**Problems to solve**.
a) Can you condense the paragraph beginning "I suspect that when it comes to" in the passage on COMEX default fears into a short list that keeps its main facts?
b) Could you reproduce the passage on COMEX default fears word for word, everything from "I suspect that" down to "is actually meaningless."?

**Source passage**.
↓↓↓
321gold.com’s Bob Moriarty recently took someone to task for making the wrongheaded assertion that there was a high risk of the CME (usually still called the COMEX) defaulting due to the amount of paper claims to gold being orders of magnitude greater than the amount of physical gold in store. Bob makes the correct point that a default isn’t possible because the COMEX allows for cash settlement if necessary. However, the assertions being made by the default fear-mongers aren’t just wrong due to a failure to take into account the cash settlement provision; they would be complete nonsense even if there were no cash settlement provision. I’ve briefly explained why in previous blog posts (for example, HERE). In this post I’ll supply a little more detail.
I suspect that when it comes to the idea that a COMEX default is looming, ZeroHedge.com is “fear-monger zero*”. Every now and then ZeroHedge posts a chart showing the total Open Interest (OI) in COMEX gold futures divided by the amount of “Registered” gold in COMEX warehouses. An example is the chart displayed below, which was taken from the article posted HERE. The result of this division is supposedly the amount of gold that could potentially be demanded for delivery versus the amount of gold available for delivery, with extremely high numbers for the ratio supposedly indicating that there is a high risk of a COMEX default due to insufficient physical gold in storage. I say “supposedly”, because it actually indicates no such thing. The ratio routinely displayed by ZeroHedge — and other gold market ‘pundits’ who spout the same baloney — is actually meaningless.
↑↑↑
**Listed entries**.
↓↓↓
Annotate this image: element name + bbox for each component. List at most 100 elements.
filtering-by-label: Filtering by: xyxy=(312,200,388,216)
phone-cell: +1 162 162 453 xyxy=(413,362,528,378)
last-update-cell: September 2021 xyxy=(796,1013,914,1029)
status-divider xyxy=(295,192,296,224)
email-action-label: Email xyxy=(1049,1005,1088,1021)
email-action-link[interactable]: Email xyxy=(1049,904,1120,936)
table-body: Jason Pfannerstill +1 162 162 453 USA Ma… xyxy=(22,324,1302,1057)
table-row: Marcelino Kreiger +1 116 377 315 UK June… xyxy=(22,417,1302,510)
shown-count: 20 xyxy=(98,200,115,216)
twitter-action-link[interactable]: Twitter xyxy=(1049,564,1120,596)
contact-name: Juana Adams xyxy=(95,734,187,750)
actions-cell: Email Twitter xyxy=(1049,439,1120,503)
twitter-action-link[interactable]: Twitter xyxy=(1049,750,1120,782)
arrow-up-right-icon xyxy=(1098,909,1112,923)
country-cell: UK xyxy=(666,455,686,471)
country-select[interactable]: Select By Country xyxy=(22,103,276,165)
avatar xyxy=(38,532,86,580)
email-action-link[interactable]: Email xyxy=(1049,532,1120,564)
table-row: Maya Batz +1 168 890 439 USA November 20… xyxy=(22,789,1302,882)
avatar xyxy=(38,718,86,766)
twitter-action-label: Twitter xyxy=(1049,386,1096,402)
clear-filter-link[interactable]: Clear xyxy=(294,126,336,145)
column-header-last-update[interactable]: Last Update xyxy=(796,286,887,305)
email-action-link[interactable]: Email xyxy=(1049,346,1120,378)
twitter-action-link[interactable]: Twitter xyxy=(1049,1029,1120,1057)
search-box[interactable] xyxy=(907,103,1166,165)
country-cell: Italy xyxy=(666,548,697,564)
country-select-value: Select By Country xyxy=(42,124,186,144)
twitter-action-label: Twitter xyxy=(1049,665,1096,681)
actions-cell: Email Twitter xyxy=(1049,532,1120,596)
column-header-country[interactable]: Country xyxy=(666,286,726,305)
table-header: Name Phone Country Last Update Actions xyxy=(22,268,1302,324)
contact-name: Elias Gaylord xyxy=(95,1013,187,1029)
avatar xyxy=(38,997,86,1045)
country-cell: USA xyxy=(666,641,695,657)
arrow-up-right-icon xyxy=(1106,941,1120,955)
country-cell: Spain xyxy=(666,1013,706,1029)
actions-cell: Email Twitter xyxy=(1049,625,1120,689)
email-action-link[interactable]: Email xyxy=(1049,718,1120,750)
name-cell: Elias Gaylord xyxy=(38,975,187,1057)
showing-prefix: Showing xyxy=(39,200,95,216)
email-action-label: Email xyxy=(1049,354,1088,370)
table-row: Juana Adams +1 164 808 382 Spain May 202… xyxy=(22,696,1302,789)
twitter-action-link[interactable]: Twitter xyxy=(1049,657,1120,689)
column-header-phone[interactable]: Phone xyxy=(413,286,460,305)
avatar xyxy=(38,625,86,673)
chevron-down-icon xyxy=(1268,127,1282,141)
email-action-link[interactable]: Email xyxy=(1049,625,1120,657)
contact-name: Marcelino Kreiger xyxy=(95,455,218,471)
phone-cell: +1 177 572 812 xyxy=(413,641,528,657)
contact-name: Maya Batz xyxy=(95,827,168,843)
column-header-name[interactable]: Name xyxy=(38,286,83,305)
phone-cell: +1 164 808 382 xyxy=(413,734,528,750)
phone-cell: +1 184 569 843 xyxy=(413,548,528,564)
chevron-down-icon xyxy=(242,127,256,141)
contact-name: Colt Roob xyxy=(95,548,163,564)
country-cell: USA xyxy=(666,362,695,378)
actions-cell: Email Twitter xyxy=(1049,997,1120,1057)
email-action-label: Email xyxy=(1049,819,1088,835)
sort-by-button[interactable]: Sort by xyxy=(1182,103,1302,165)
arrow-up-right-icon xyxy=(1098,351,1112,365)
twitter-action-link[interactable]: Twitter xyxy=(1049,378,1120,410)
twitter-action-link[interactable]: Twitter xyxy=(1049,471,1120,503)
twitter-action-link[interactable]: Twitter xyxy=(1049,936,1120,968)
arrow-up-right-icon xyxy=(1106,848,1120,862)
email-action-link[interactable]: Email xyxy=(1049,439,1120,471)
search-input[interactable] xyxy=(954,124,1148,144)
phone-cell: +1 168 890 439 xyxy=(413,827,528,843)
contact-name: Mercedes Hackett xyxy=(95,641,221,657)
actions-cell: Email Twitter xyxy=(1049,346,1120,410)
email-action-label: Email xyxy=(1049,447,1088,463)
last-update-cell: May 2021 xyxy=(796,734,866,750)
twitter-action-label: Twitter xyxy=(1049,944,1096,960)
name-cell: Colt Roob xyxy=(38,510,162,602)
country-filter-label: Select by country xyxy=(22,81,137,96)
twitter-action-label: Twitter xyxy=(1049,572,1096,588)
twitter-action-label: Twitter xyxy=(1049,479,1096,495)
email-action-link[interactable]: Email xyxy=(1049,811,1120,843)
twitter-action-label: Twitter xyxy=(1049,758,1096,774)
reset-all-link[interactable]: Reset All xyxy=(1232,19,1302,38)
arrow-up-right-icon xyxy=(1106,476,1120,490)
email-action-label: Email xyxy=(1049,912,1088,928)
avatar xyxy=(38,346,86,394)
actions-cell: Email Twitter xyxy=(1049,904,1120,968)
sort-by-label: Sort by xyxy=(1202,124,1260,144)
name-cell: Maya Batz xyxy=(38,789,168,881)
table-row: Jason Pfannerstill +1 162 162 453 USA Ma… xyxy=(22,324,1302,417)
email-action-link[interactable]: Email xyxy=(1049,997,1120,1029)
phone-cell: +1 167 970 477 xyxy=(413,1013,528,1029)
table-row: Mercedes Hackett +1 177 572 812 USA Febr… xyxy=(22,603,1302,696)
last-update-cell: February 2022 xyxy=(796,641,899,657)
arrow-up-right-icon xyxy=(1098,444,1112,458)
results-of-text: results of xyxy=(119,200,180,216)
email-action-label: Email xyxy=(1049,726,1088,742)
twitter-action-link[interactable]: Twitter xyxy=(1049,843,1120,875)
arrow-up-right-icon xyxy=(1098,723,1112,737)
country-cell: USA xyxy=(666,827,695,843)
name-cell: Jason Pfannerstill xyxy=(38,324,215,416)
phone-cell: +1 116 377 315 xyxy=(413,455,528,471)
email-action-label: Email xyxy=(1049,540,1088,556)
↑↑↑
**Results of the exercise**.
a)
- ZeroHedge.com is suspected of being the leading promoter of the idea that a COMEX default is looming.
- It periodically posts a chart of total Open Interest in COMEX gold futures divided by the amount of "Registered" gold in COMEX warehouses.
- The ratio supposedly compares gold that could be demanded for delivery with gold available for delivery. Very high values supposedly signal a high risk of default from insufficient physical gold.
- The ratio indicates no such thing. As routinely shown by ZeroHedge and other pundits, it is meaningless.

b)
I suspect that when it comes to the idea that a COMEX default is looming, ZeroHedge.com is “fear-monger zero*”. Every now and then ZeroHedge posts a chart showing the total Open Interest (OI) in COMEX gold futures divided by the amount of “Registered” gold in COMEX warehouses. An example is the chart displayed below, which was taken from the article posted HERE. The result of this division is supposedly the amount of gold that could potentially be demanded for delivery versus the amount of gold available for delivery, with extremely high numbers for the ratio supposedly indicating that there is a high risk of a COMEX default due to insufficient physical gold in storage. I say “supposedly”, because it actually indicates no such thing. The ratio routinely displayed by ZeroHedge — and other gold market ‘pundits’ who spout the same baloney — is actually meaningless.